AIM OF THE TASK:
Select all lines in the records that include "color".

EXERCISE DATA:
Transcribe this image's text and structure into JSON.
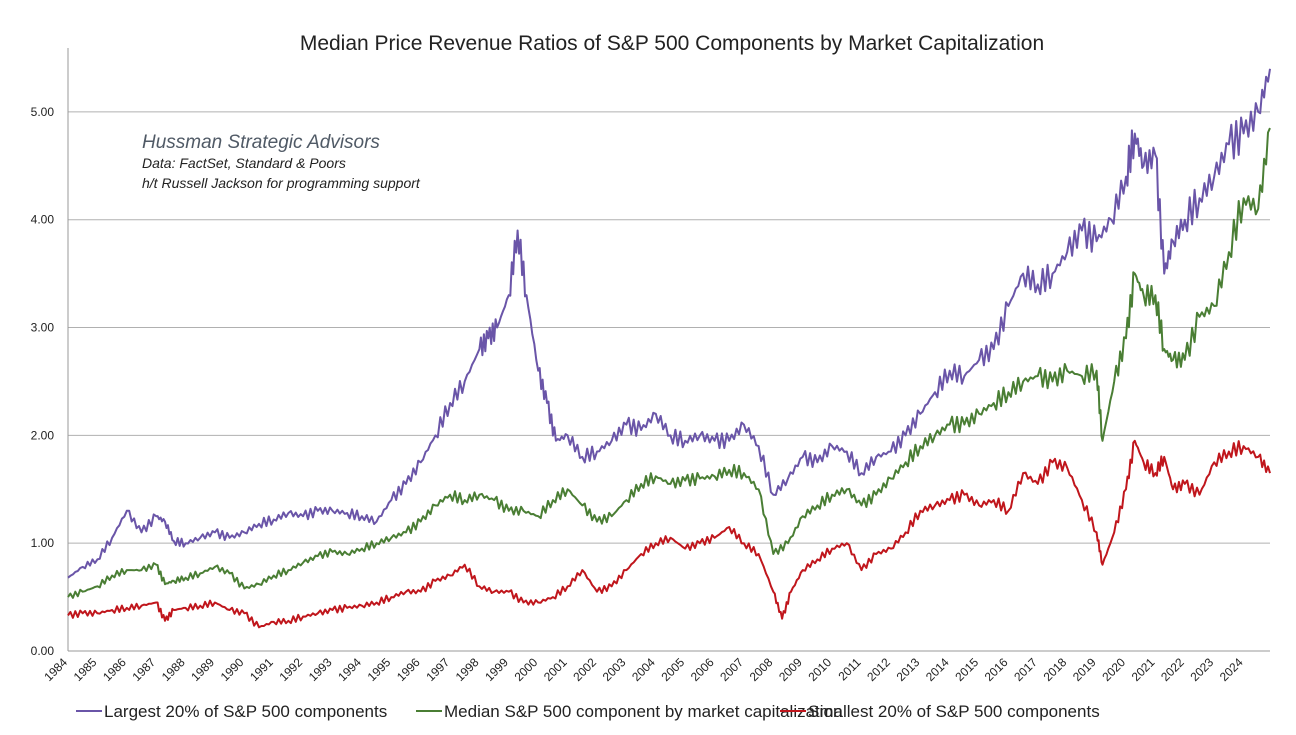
{
  "chart_data": {
    "type": "line",
    "title": "Median Price Revenue Ratios of S&P 500 Components by Market Capitalization",
    "annotations": [
      "Hussman Strategic Advisors",
      "Data: FactSet, Standard & Poors",
      "h/t Russell Jackson for programming support"
    ],
    "xlabel": "",
    "ylabel": "",
    "xlim": [
      1984,
      2024.9
    ],
    "ylim": [
      0,
      5.5
    ],
    "y_ticks": [
      "0.00",
      "1.00",
      "2.00",
      "3.00",
      "4.00",
      "5.00"
    ],
    "x_ticks": [
      "1984",
      "1985",
      "1986",
      "1987",
      "1988",
      "1989",
      "1990",
      "1991",
      "1992",
      "1993",
      "1994",
      "1995",
      "1996",
      "1997",
      "1998",
      "1999",
      "2000",
      "2001",
      "2002",
      "2003",
      "2004",
      "2005",
      "2006",
      "2007",
      "2008",
      "2009",
      "2010",
      "2011",
      "2012",
      "2013",
      "2014",
      "2015",
      "2016",
      "2017",
      "2018",
      "2019",
      "2020",
      "2021",
      "2022",
      "2023",
      "2024"
    ],
    "grid": "horizontal",
    "legend_position": "bottom",
    "series": [
      {
        "name": "Largest 20% of S&P 500 components",
        "color": "#6a55a8",
        "x": [
          1984.0,
          1984.5,
          1985.0,
          1985.5,
          1986.0,
          1986.5,
          1987.0,
          1987.3,
          1987.6,
          1988.0,
          1988.5,
          1989.0,
          1989.5,
          1990.0,
          1990.5,
          1991.0,
          1991.5,
          1992.0,
          1992.5,
          1993.0,
          1993.5,
          1994.0,
          1994.5,
          1995.0,
          1995.5,
          1996.0,
          1996.5,
          1997.0,
          1997.5,
          1998.0,
          1998.3,
          1998.6,
          1999.0,
          1999.3,
          1999.6,
          2000.0,
          2000.3,
          2000.6,
          2001.0,
          2001.5,
          2002.0,
          2002.5,
          2003.0,
          2003.5,
          2004.0,
          2004.5,
          2005.0,
          2005.5,
          2006.0,
          2006.5,
          2007.0,
          2007.5,
          2008.0,
          2008.5,
          2009.0,
          2009.5,
          2010.0,
          2010.5,
          2011.0,
          2011.5,
          2012.0,
          2012.5,
          2013.0,
          2013.5,
          2014.0,
          2014.5,
          2015.0,
          2015.5,
          2016.0,
          2016.5,
          2017.0,
          2017.5,
          2018.0,
          2018.5,
          2019.0,
          2019.5,
          2020.0,
          2020.3,
          2020.6,
          2021.0,
          2021.3,
          2021.6,
          2022.0,
          2022.5,
          2023.0,
          2023.5,
          2024.0,
          2024.5,
          2024.9
        ],
        "values": [
          0.68,
          0.78,
          0.85,
          1.05,
          1.3,
          1.1,
          1.25,
          1.2,
          1.02,
          1.0,
          1.05,
          1.1,
          1.05,
          1.1,
          1.18,
          1.22,
          1.28,
          1.25,
          1.3,
          1.3,
          1.28,
          1.25,
          1.2,
          1.4,
          1.55,
          1.75,
          2.0,
          2.3,
          2.5,
          2.8,
          2.9,
          3.0,
          3.3,
          3.9,
          3.3,
          2.6,
          2.3,
          1.95,
          2.0,
          1.8,
          1.85,
          1.95,
          2.1,
          2.05,
          2.2,
          2.0,
          1.95,
          2.0,
          1.95,
          1.95,
          2.1,
          1.9,
          1.45,
          1.6,
          1.8,
          1.75,
          1.9,
          1.85,
          1.65,
          1.8,
          1.85,
          2.0,
          2.2,
          2.4,
          2.6,
          2.55,
          2.7,
          2.8,
          3.2,
          3.5,
          3.4,
          3.5,
          3.7,
          3.9,
          3.8,
          4.0,
          4.4,
          4.8,
          4.5,
          4.6,
          3.5,
          3.8,
          4.0,
          4.2,
          4.4,
          4.7,
          4.8,
          5.0,
          5.4
        ]
      },
      {
        "name": "Median S&P 500 component by market capitalization",
        "color": "#4a7e34",
        "x": [
          1984.0,
          1984.5,
          1985.0,
          1985.5,
          1986.0,
          1986.5,
          1987.0,
          1987.3,
          1987.6,
          1988.0,
          1988.5,
          1989.0,
          1989.5,
          1990.0,
          1990.5,
          1991.0,
          1991.5,
          1992.0,
          1992.5,
          1993.0,
          1993.5,
          1994.0,
          1994.5,
          1995.0,
          1995.5,
          1996.0,
          1996.5,
          1997.0,
          1997.5,
          1998.0,
          1998.5,
          1999.0,
          1999.5,
          2000.0,
          2000.5,
          2001.0,
          2001.5,
          2002.0,
          2002.5,
          2003.0,
          2003.5,
          2004.0,
          2004.5,
          2005.0,
          2005.5,
          2006.0,
          2006.5,
          2007.0,
          2007.5,
          2008.0,
          2008.5,
          2009.0,
          2009.5,
          2010.0,
          2010.5,
          2011.0,
          2011.5,
          2012.0,
          2012.5,
          2013.0,
          2013.5,
          2014.0,
          2014.5,
          2015.0,
          2015.5,
          2016.0,
          2016.5,
          2017.0,
          2017.5,
          2018.0,
          2018.5,
          2019.0,
          2019.2,
          2019.6,
          2020.0,
          2020.3,
          2020.6,
          2021.0,
          2021.3,
          2021.6,
          2022.0,
          2022.5,
          2023.0,
          2023.5,
          2024.0,
          2024.5,
          2024.9
        ],
        "values": [
          0.5,
          0.55,
          0.6,
          0.7,
          0.75,
          0.75,
          0.8,
          0.62,
          0.65,
          0.68,
          0.72,
          0.78,
          0.72,
          0.58,
          0.62,
          0.7,
          0.75,
          0.82,
          0.88,
          0.92,
          0.9,
          0.95,
          1.0,
          1.05,
          1.1,
          1.2,
          1.35,
          1.45,
          1.4,
          1.45,
          1.4,
          1.3,
          1.3,
          1.25,
          1.4,
          1.5,
          1.35,
          1.2,
          1.25,
          1.4,
          1.55,
          1.62,
          1.55,
          1.58,
          1.6,
          1.62,
          1.68,
          1.65,
          1.5,
          0.9,
          1.0,
          1.25,
          1.35,
          1.45,
          1.5,
          1.35,
          1.45,
          1.6,
          1.75,
          1.9,
          2.0,
          2.1,
          2.1,
          2.2,
          2.3,
          2.4,
          2.5,
          2.55,
          2.5,
          2.6,
          2.55,
          2.6,
          1.95,
          2.5,
          2.9,
          3.5,
          3.3,
          3.3,
          2.8,
          2.7,
          2.7,
          3.1,
          3.2,
          3.7,
          4.2,
          4.1,
          4.85
        ]
      },
      {
        "name": "Smallest 20% of S&P 500 components",
        "color": "#c0161c",
        "x": [
          1984.0,
          1984.5,
          1985.0,
          1985.5,
          1986.0,
          1986.5,
          1987.0,
          1987.3,
          1987.6,
          1988.0,
          1988.5,
          1989.0,
          1989.5,
          1990.0,
          1990.5,
          1991.0,
          1991.5,
          1992.0,
          1992.5,
          1993.0,
          1993.5,
          1994.0,
          1994.5,
          1995.0,
          1995.5,
          1996.0,
          1996.5,
          1997.0,
          1997.5,
          1998.0,
          1998.5,
          1999.0,
          1999.5,
          2000.0,
          2000.5,
          2001.0,
          2001.5,
          2002.0,
          2002.5,
          2003.0,
          2003.5,
          2004.0,
          2004.5,
          2005.0,
          2005.5,
          2006.0,
          2006.5,
          2007.0,
          2007.5,
          2008.0,
          2008.3,
          2008.6,
          2009.0,
          2009.5,
          2010.0,
          2010.5,
          2011.0,
          2011.5,
          2012.0,
          2012.5,
          2013.0,
          2013.5,
          2014.0,
          2014.5,
          2015.0,
          2015.5,
          2016.0,
          2016.5,
          2017.0,
          2017.5,
          2018.0,
          2018.5,
          2019.0,
          2019.2,
          2019.6,
          2020.0,
          2020.3,
          2020.6,
          2021.0,
          2021.3,
          2021.6,
          2022.0,
          2022.5,
          2023.0,
          2023.5,
          2024.0,
          2024.5,
          2024.9
        ],
        "values": [
          0.33,
          0.35,
          0.35,
          0.38,
          0.4,
          0.42,
          0.45,
          0.28,
          0.38,
          0.4,
          0.42,
          0.45,
          0.38,
          0.35,
          0.22,
          0.27,
          0.28,
          0.32,
          0.35,
          0.38,
          0.4,
          0.42,
          0.45,
          0.5,
          0.55,
          0.55,
          0.65,
          0.7,
          0.8,
          0.6,
          0.55,
          0.55,
          0.45,
          0.45,
          0.5,
          0.6,
          0.75,
          0.55,
          0.6,
          0.75,
          0.9,
          1.0,
          1.05,
          0.95,
          1.0,
          1.05,
          1.15,
          1.0,
          0.9,
          0.55,
          0.3,
          0.55,
          0.75,
          0.85,
          0.95,
          1.0,
          0.75,
          0.9,
          0.95,
          1.1,
          1.3,
          1.35,
          1.4,
          1.45,
          1.35,
          1.4,
          1.3,
          1.65,
          1.55,
          1.75,
          1.7,
          1.4,
          1.1,
          0.8,
          1.1,
          1.5,
          1.95,
          1.75,
          1.65,
          1.8,
          1.5,
          1.55,
          1.45,
          1.75,
          1.85,
          1.9,
          1.8,
          1.65
        ]
      }
    ]
  }
}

ANSWER FOR THIS EXERCISE:
        "color": "#6a55a8",
        "color": "#4a7e34",
        "color": "#c0161c",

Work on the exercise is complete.